• _PROMPT_
Repeat word for word the stretch of the Uncharted review below that starts with "A Fortune Hunting" and goes on through "the treasure of El Dorado.".

I’ve said it before, but I will say it again – the PS3 had a mighty impressive showing at this July’s E3, and it’s great to see yet another title from that show come out to retail. This one is by Naughty Dog, the folks behind the Jak & Daxter games, and even further back, Crash Bandicoot. Their newest release, Uncharted: Drake’s Fortune, stars Nathan Drake, a young fortune hunter who is seeking the long lost treasure of El Dorado. Unfolding like an Indiana Jones film, Uncharted manages to balance combat with environmental challenges beautiful, all the while maintaining an excellent presentation and story.
A Fortune Hunting We Will Go
Nathan Drake and Sully are two fortune hunters on the trail of the lost treasure of El Dorado. Elana, an adventurous news reporter, joins Nathan on a boat as he hunts for other clues when they are suddenly over ran by pirates. Narrowingly escaping this, the three regroup and, without revealing too much, eventually find themselves separated on an island where the hidden treasure is supposedly to be found. The only problem is they aren’t alone as many fortune seeking pirates and mercenaries are on this island. The idea is to negotiate the environment and battle through dozens of enemies as you try to unravel the mystery of the treasure of El Dorado.
Players take the role of Nathan throughout the game and will often have help from either Elana or Sully in battle and in exploration. Uncharted is really about doing two things: figuring out environmental puzzles or engaging in intense firefights. Along the way, you will want to keep an eye out for glimmering treasure, there are about sixty pieces of treasure to find throughout the game that are not only interesting to find but they also count towards unlocking many different bonuses, more on that later. What Uncharted does, it does extremely well; the balance achieved between exploring and navigating through the jungles and ruins and engaging in combat is really well done. The amount, length, and difficulty of each sequence is just right, making for a tremendously fun and rewarding experience. I’ve heard this game described as Tomb Raider meets Gears of War and I think that’s a fair statement; there is as much great environmental puzzles and hazards as there are firefights which require you to take cover and move from covered position to covered position. On paper, this makes a lot of sense, these are two game ideas that have done very well for themselves, but they’ve never quite been combined as well as they are in Uncharted.

• _STORED DATA_
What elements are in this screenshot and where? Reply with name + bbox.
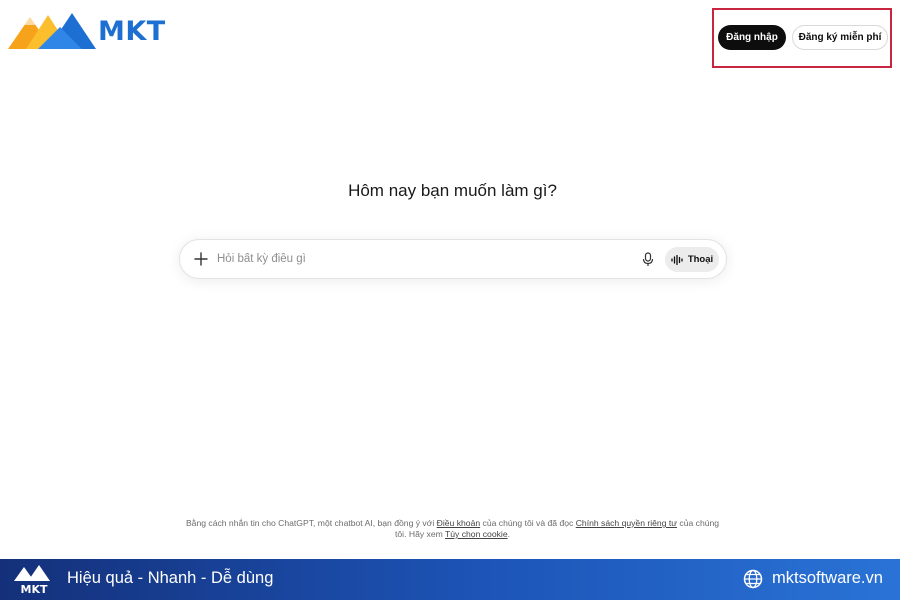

• _TASK ANSWER_
A Fortune Hunting We Will Go
Nathan Drake and Sully are two fortune hunters on the trail of the lost treasure of El Dorado. Elana, an adventurous news reporter, joins Nathan on a boat as he hunts for other clues when they are suddenly over ran by pirates. Narrowingly escaping this, the three regroup and, without revealing too much, eventually find themselves separated on an island where the hidden treasure is supposedly to be found. The only problem is they aren’t alone as many fortune seeking pirates and mercenaries are on this island. The idea is to negotiate the environment and battle through dozens of enemies as you try to unravel the mystery of the treasure of El Dorado.